-- Aim --
Quote the entries word for word. Omit the pictures.

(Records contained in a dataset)
— begin —

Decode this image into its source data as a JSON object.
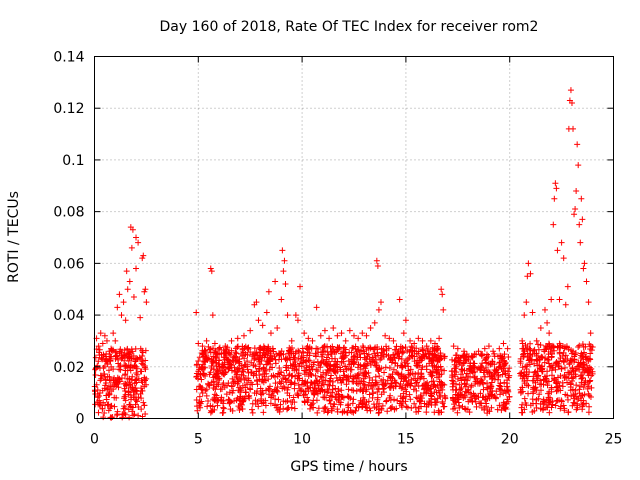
{
  "chart_data": {
    "type": "scatter",
    "title": "Day 160 of 2018, Rate Of TEC Index for receiver rom2",
    "xlabel": "GPS time / hours",
    "ylabel": "ROTI / TECUs",
    "xlim": [
      0,
      25
    ],
    "ylim": [
      0,
      0.14
    ],
    "x_ticks": [
      "0",
      "5",
      "10",
      "15",
      "20",
      "25"
    ],
    "y_ticks": [
      "0",
      "0.02",
      "0.04",
      "0.06",
      "0.08",
      "0.1",
      "0.12",
      "0.14"
    ],
    "x_tick_values": [
      0,
      5,
      10,
      15,
      20,
      25
    ],
    "y_tick_values": [
      0,
      0.02,
      0.04,
      0.06,
      0.08,
      0.1,
      0.12,
      0.14
    ],
    "grid": true,
    "marker": "+",
    "color": "#ff0000",
    "series": [
      {
        "points": [
          [
            0.1,
            0.031
          ],
          [
            0.2,
            0.028
          ],
          [
            0.3,
            0.033
          ],
          [
            0.4,
            0.029
          ],
          [
            0.5,
            0.032
          ],
          [
            0.6,
            0.03
          ],
          [
            0.8,
            0.027
          ],
          [
            0.9,
            0.033
          ],
          [
            1.0,
            0.03
          ],
          [
            1.1,
            0.043
          ],
          [
            1.2,
            0.048
          ],
          [
            1.3,
            0.04
          ],
          [
            1.4,
            0.045
          ],
          [
            1.5,
            0.038
          ],
          [
            1.6,
            0.05
          ],
          [
            1.7,
            0.053
          ],
          [
            1.75,
            0.074
          ],
          [
            1.8,
            0.066
          ],
          [
            1.85,
            0.073
          ],
          [
            1.9,
            0.047
          ],
          [
            2.0,
            0.058
          ],
          [
            2.1,
            0.068
          ],
          [
            2.2,
            0.039
          ],
          [
            2.3,
            0.062
          ],
          [
            2.35,
            0.063
          ],
          [
            2.4,
            0.049
          ],
          [
            2.45,
            0.05
          ],
          [
            2.5,
            0.045
          ],
          [
            1.55,
            0.057
          ],
          [
            2.0,
            0.07
          ],
          [
            4.9,
            0.041
          ],
          [
            5.0,
            0.029
          ],
          [
            5.2,
            0.028
          ],
          [
            5.4,
            0.03
          ],
          [
            5.6,
            0.058
          ],
          [
            5.65,
            0.057
          ],
          [
            5.7,
            0.04
          ],
          [
            5.8,
            0.029
          ],
          [
            6.0,
            0.027
          ],
          [
            6.3,
            0.028
          ],
          [
            6.6,
            0.03
          ],
          [
            6.9,
            0.031
          ],
          [
            7.2,
            0.032
          ],
          [
            7.5,
            0.034
          ],
          [
            7.7,
            0.044
          ],
          [
            7.8,
            0.045
          ],
          [
            7.9,
            0.038
          ],
          [
            8.1,
            0.036
          ],
          [
            8.3,
            0.041
          ],
          [
            8.4,
            0.049
          ],
          [
            8.5,
            0.033
          ],
          [
            8.7,
            0.053
          ],
          [
            8.8,
            0.035
          ],
          [
            9.0,
            0.046
          ],
          [
            9.05,
            0.065
          ],
          [
            9.1,
            0.057
          ],
          [
            9.15,
            0.061
          ],
          [
            9.2,
            0.052
          ],
          [
            9.3,
            0.04
          ],
          [
            9.5,
            0.03
          ],
          [
            9.7,
            0.04
          ],
          [
            9.8,
            0.038
          ],
          [
            9.9,
            0.051
          ],
          [
            10.1,
            0.033
          ],
          [
            10.3,
            0.031
          ],
          [
            10.5,
            0.03
          ],
          [
            10.7,
            0.043
          ],
          [
            10.9,
            0.032
          ],
          [
            11.1,
            0.034
          ],
          [
            11.3,
            0.031
          ],
          [
            11.5,
            0.035
          ],
          [
            11.7,
            0.032
          ],
          [
            11.9,
            0.033
          ],
          [
            12.1,
            0.03
          ],
          [
            12.3,
            0.034
          ],
          [
            12.5,
            0.032
          ],
          [
            12.7,
            0.031
          ],
          [
            12.9,
            0.033
          ],
          [
            13.1,
            0.032
          ],
          [
            13.3,
            0.035
          ],
          [
            13.5,
            0.037
          ],
          [
            13.6,
            0.061
          ],
          [
            13.65,
            0.059
          ],
          [
            13.7,
            0.042
          ],
          [
            13.8,
            0.045
          ],
          [
            14.0,
            0.032
          ],
          [
            14.2,
            0.031
          ],
          [
            14.4,
            0.03
          ],
          [
            14.7,
            0.046
          ],
          [
            14.9,
            0.033
          ],
          [
            15.0,
            0.038
          ],
          [
            15.2,
            0.03
          ],
          [
            15.4,
            0.029
          ],
          [
            15.6,
            0.031
          ],
          [
            15.8,
            0.03
          ],
          [
            16.0,
            0.028
          ],
          [
            16.2,
            0.03
          ],
          [
            16.4,
            0.029
          ],
          [
            16.6,
            0.031
          ],
          [
            16.7,
            0.05
          ],
          [
            16.75,
            0.048
          ],
          [
            16.8,
            0.042
          ],
          [
            17.3,
            0.028
          ],
          [
            17.5,
            0.027
          ],
          [
            17.8,
            0.026
          ],
          [
            18.0,
            0.024
          ],
          [
            18.3,
            0.025
          ],
          [
            18.5,
            0.026
          ],
          [
            18.8,
            0.027
          ],
          [
            19.0,
            0.028
          ],
          [
            19.2,
            0.026
          ],
          [
            19.5,
            0.027
          ],
          [
            19.7,
            0.029
          ],
          [
            19.9,
            0.027
          ],
          [
            20.6,
            0.03
          ],
          [
            20.7,
            0.04
          ],
          [
            20.8,
            0.045
          ],
          [
            20.85,
            0.055
          ],
          [
            20.9,
            0.06
          ],
          [
            21.0,
            0.056
          ],
          [
            21.1,
            0.041
          ],
          [
            21.3,
            0.03
          ],
          [
            21.5,
            0.035
          ],
          [
            21.7,
            0.042
          ],
          [
            21.8,
            0.037
          ],
          [
            21.9,
            0.033
          ],
          [
            22.0,
            0.046
          ],
          [
            22.1,
            0.075
          ],
          [
            22.15,
            0.085
          ],
          [
            22.2,
            0.091
          ],
          [
            22.25,
            0.089
          ],
          [
            22.3,
            0.065
          ],
          [
            22.4,
            0.046
          ],
          [
            22.5,
            0.068
          ],
          [
            22.6,
            0.062
          ],
          [
            22.7,
            0.044
          ],
          [
            22.8,
            0.051
          ],
          [
            22.85,
            0.112
          ],
          [
            22.9,
            0.123
          ],
          [
            22.95,
            0.127
          ],
          [
            23.0,
            0.122
          ],
          [
            23.05,
            0.112
          ],
          [
            23.1,
            0.079
          ],
          [
            23.15,
            0.081
          ],
          [
            23.2,
            0.088
          ],
          [
            23.25,
            0.106
          ],
          [
            23.3,
            0.098
          ],
          [
            23.35,
            0.075
          ],
          [
            23.4,
            0.068
          ],
          [
            23.45,
            0.085
          ],
          [
            23.5,
            0.077
          ],
          [
            23.55,
            0.058
          ],
          [
            23.6,
            0.06
          ],
          [
            23.7,
            0.053
          ],
          [
            23.8,
            0.045
          ],
          [
            23.9,
            0.033
          ]
        ]
      }
    ],
    "dense_bands": [
      {
        "x_start": 0.0,
        "x_end": 2.5,
        "y_min": 0.0,
        "y_max": 0.027
      },
      {
        "x_start": 4.9,
        "x_end": 16.9,
        "y_min": 0.002,
        "y_max": 0.028
      },
      {
        "x_start": 17.2,
        "x_end": 20.0,
        "y_min": 0.002,
        "y_max": 0.025
      },
      {
        "x_start": 20.5,
        "x_end": 24.0,
        "y_min": 0.002,
        "y_max": 0.029
      }
    ]
  }
}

— end —

-- Task solution --
Decode this image into its source data as a JSON object.
{
  "chart_data": {
    "type": "scatter",
    "title": "Day 160 of 2018, Rate Of TEC Index for receiver rom2",
    "xlabel": "GPS time / hours",
    "ylabel": "ROTI / TECUs",
    "xlim": [
      0,
      25
    ],
    "ylim": [
      0,
      0.14
    ],
    "x_ticks": [
      "0",
      "5",
      "10",
      "15",
      "20",
      "25"
    ],
    "y_ticks": [
      "0",
      "0.02",
      "0.04",
      "0.06",
      "0.08",
      "0.1",
      "0.12",
      "0.14"
    ],
    "x_tick_values": [
      0,
      5,
      10,
      15,
      20,
      25
    ],
    "y_tick_values": [
      0,
      0.02,
      0.04,
      0.06,
      0.08,
      0.1,
      0.12,
      0.14
    ],
    "grid": true,
    "marker": "+",
    "color": "#ff0000",
    "series": [
      {
        "points": [
          [
            0.1,
            0.031
          ],
          [
            0.2,
            0.028
          ],
          [
            0.3,
            0.033
          ],
          [
            0.4,
            0.029
          ],
          [
            0.5,
            0.032
          ],
          [
            0.6,
            0.03
          ],
          [
            0.8,
            0.027
          ],
          [
            0.9,
            0.033
          ],
          [
            1.0,
            0.03
          ],
          [
            1.1,
            0.043
          ],
          [
            1.2,
            0.048
          ],
          [
            1.3,
            0.04
          ],
          [
            1.4,
            0.045
          ],
          [
            1.5,
            0.038
          ],
          [
            1.6,
            0.05
          ],
          [
            1.7,
            0.053
          ],
          [
            1.75,
            0.074
          ],
          [
            1.8,
            0.066
          ],
          [
            1.85,
            0.073
          ],
          [
            1.9,
            0.047
          ],
          [
            2.0,
            0.058
          ],
          [
            2.1,
            0.068
          ],
          [
            2.2,
            0.039
          ],
          [
            2.3,
            0.062
          ],
          [
            2.35,
            0.063
          ],
          [
            2.4,
            0.049
          ],
          [
            2.45,
            0.05
          ],
          [
            2.5,
            0.045
          ],
          [
            1.55,
            0.057
          ],
          [
            2.0,
            0.07
          ],
          [
            4.9,
            0.041
          ],
          [
            5.0,
            0.029
          ],
          [
            5.2,
            0.028
          ],
          [
            5.4,
            0.03
          ],
          [
            5.6,
            0.058
          ],
          [
            5.65,
            0.057
          ],
          [
            5.7,
            0.04
          ],
          [
            5.8,
            0.029
          ],
          [
            6.0,
            0.027
          ],
          [
            6.3,
            0.028
          ],
          [
            6.6,
            0.03
          ],
          [
            6.9,
            0.031
          ],
          [
            7.2,
            0.032
          ],
          [
            7.5,
            0.034
          ],
          [
            7.7,
            0.044
          ],
          [
            7.8,
            0.045
          ],
          [
            7.9,
            0.038
          ],
          [
            8.1,
            0.036
          ],
          [
            8.3,
            0.041
          ],
          [
            8.4,
            0.049
          ],
          [
            8.5,
            0.033
          ],
          [
            8.7,
            0.053
          ],
          [
            8.8,
            0.035
          ],
          [
            9.0,
            0.046
          ],
          [
            9.05,
            0.065
          ],
          [
            9.1,
            0.057
          ],
          [
            9.15,
            0.061
          ],
          [
            9.2,
            0.052
          ],
          [
            9.3,
            0.04
          ],
          [
            9.5,
            0.03
          ],
          [
            9.7,
            0.04
          ],
          [
            9.8,
            0.038
          ],
          [
            9.9,
            0.051
          ],
          [
            10.1,
            0.033
          ],
          [
            10.3,
            0.031
          ],
          [
            10.5,
            0.03
          ],
          [
            10.7,
            0.043
          ],
          [
            10.9,
            0.032
          ],
          [
            11.1,
            0.034
          ],
          [
            11.3,
            0.031
          ],
          [
            11.5,
            0.035
          ],
          [
            11.7,
            0.032
          ],
          [
            11.9,
            0.033
          ],
          [
            12.1,
            0.03
          ],
          [
            12.3,
            0.034
          ],
          [
            12.5,
            0.032
          ],
          [
            12.7,
            0.031
          ],
          [
            12.9,
            0.033
          ],
          [
            13.1,
            0.032
          ],
          [
            13.3,
            0.035
          ],
          [
            13.5,
            0.037
          ],
          [
            13.6,
            0.061
          ],
          [
            13.65,
            0.059
          ],
          [
            13.7,
            0.042
          ],
          [
            13.8,
            0.045
          ],
          [
            14.0,
            0.032
          ],
          [
            14.2,
            0.031
          ],
          [
            14.4,
            0.03
          ],
          [
            14.7,
            0.046
          ],
          [
            14.9,
            0.033
          ],
          [
            15.0,
            0.038
          ],
          [
            15.2,
            0.03
          ],
          [
            15.4,
            0.029
          ],
          [
            15.6,
            0.031
          ],
          [
            15.8,
            0.03
          ],
          [
            16.0,
            0.028
          ],
          [
            16.2,
            0.03
          ],
          [
            16.4,
            0.029
          ],
          [
            16.6,
            0.031
          ],
          [
            16.7,
            0.05
          ],
          [
            16.75,
            0.048
          ],
          [
            16.8,
            0.042
          ],
          [
            17.3,
            0.028
          ],
          [
            17.5,
            0.027
          ],
          [
            17.8,
            0.026
          ],
          [
            18.0,
            0.024
          ],
          [
            18.3,
            0.025
          ],
          [
            18.5,
            0.026
          ],
          [
            18.8,
            0.027
          ],
          [
            19.0,
            0.028
          ],
          [
            19.2,
            0.026
          ],
          [
            19.5,
            0.027
          ],
          [
            19.7,
            0.029
          ],
          [
            19.9,
            0.027
          ],
          [
            20.6,
            0.03
          ],
          [
            20.7,
            0.04
          ],
          [
            20.8,
            0.045
          ],
          [
            20.85,
            0.055
          ],
          [
            20.9,
            0.06
          ],
          [
            21.0,
            0.056
          ],
          [
            21.1,
            0.041
          ],
          [
            21.3,
            0.03
          ],
          [
            21.5,
            0.035
          ],
          [
            21.7,
            0.042
          ],
          [
            21.8,
            0.037
          ],
          [
            21.9,
            0.033
          ],
          [
            22.0,
            0.046
          ],
          [
            22.1,
            0.075
          ],
          [
            22.15,
            0.085
          ],
          [
            22.2,
            0.091
          ],
          [
            22.25,
            0.089
          ],
          [
            22.3,
            0.065
          ],
          [
            22.4,
            0.046
          ],
          [
            22.5,
            0.068
          ],
          [
            22.6,
            0.062
          ],
          [
            22.7,
            0.044
          ],
          [
            22.8,
            0.051
          ],
          [
            22.85,
            0.112
          ],
          [
            22.9,
            0.123
          ],
          [
            22.95,
            0.127
          ],
          [
            23.0,
            0.122
          ],
          [
            23.05,
            0.112
          ],
          [
            23.1,
            0.079
          ],
          [
            23.15,
            0.081
          ],
          [
            23.2,
            0.088
          ],
          [
            23.25,
            0.106
          ],
          [
            23.3,
            0.098
          ],
          [
            23.35,
            0.075
          ],
          [
            23.4,
            0.068
          ],
          [
            23.45,
            0.085
          ],
          [
            23.5,
            0.077
          ],
          [
            23.55,
            0.058
          ],
          [
            23.6,
            0.06
          ],
          [
            23.7,
            0.053
          ],
          [
            23.8,
            0.045
          ],
          [
            23.9,
            0.033
          ]
        ]
      }
    ],
    "dense_bands": [
      {
        "x_start": 0.0,
        "x_end": 2.5,
        "y_min": 0.0,
        "y_max": 0.027
      },
      {
        "x_start": 4.9,
        "x_end": 16.9,
        "y_min": 0.002,
        "y_max": 0.028
      },
      {
        "x_start": 17.2,
        "x_end": 20.0,
        "y_min": 0.002,
        "y_max": 0.025
      },
      {
        "x_start": 20.5,
        "x_end": 24.0,
        "y_min": 0.002,
        "y_max": 0.029
      }
    ]
  }
}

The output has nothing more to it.